_PROBLEM_
Scan the lines below for the word "style". Copy each line you find it in.

_Records from a data source_

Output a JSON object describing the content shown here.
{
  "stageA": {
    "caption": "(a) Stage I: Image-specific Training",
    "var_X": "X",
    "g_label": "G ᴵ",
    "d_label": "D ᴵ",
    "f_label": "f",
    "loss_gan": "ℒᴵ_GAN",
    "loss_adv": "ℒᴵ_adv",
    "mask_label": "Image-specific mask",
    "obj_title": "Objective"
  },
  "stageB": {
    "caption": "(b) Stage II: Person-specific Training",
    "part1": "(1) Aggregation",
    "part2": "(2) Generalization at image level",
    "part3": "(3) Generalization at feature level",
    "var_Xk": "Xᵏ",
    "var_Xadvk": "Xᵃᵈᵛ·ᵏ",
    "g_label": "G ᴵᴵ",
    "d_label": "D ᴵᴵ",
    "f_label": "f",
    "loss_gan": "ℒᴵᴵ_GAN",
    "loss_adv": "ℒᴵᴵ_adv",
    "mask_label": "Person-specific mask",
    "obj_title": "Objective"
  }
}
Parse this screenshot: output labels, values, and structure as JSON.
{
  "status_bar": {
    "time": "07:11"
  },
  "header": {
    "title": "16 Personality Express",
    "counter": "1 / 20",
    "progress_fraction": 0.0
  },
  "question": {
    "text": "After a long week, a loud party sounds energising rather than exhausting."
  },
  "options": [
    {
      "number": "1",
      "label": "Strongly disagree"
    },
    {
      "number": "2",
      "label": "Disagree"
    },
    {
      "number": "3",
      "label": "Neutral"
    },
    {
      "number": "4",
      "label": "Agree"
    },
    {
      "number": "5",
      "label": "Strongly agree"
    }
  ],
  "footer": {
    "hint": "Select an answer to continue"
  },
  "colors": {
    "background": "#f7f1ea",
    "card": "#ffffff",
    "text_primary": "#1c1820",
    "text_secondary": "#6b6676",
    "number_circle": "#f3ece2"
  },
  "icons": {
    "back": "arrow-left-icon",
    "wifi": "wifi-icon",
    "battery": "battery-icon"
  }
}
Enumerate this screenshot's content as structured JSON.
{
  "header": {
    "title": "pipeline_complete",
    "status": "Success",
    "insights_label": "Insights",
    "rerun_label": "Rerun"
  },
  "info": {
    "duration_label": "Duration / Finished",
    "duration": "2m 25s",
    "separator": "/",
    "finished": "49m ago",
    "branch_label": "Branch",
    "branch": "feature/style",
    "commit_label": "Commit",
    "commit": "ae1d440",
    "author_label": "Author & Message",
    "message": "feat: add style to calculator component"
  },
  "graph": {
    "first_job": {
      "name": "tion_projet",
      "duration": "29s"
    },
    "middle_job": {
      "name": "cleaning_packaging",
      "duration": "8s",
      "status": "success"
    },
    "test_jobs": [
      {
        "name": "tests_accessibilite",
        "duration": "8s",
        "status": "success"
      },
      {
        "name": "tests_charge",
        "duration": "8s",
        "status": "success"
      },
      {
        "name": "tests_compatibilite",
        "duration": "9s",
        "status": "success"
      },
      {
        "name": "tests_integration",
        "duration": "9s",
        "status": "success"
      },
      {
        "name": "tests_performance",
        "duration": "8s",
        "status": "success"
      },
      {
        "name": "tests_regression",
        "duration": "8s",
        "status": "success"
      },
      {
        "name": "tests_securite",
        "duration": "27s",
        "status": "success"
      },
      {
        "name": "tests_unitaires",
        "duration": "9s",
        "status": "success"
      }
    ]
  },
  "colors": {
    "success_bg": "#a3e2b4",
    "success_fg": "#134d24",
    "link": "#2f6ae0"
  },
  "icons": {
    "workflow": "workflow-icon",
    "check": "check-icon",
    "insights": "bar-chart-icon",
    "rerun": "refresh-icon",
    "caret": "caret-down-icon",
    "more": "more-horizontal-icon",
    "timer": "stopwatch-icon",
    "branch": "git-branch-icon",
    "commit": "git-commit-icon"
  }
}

_FULL OUTPUT_
    "branch": "feature/style",
    "message": "feat: add style to calculator component"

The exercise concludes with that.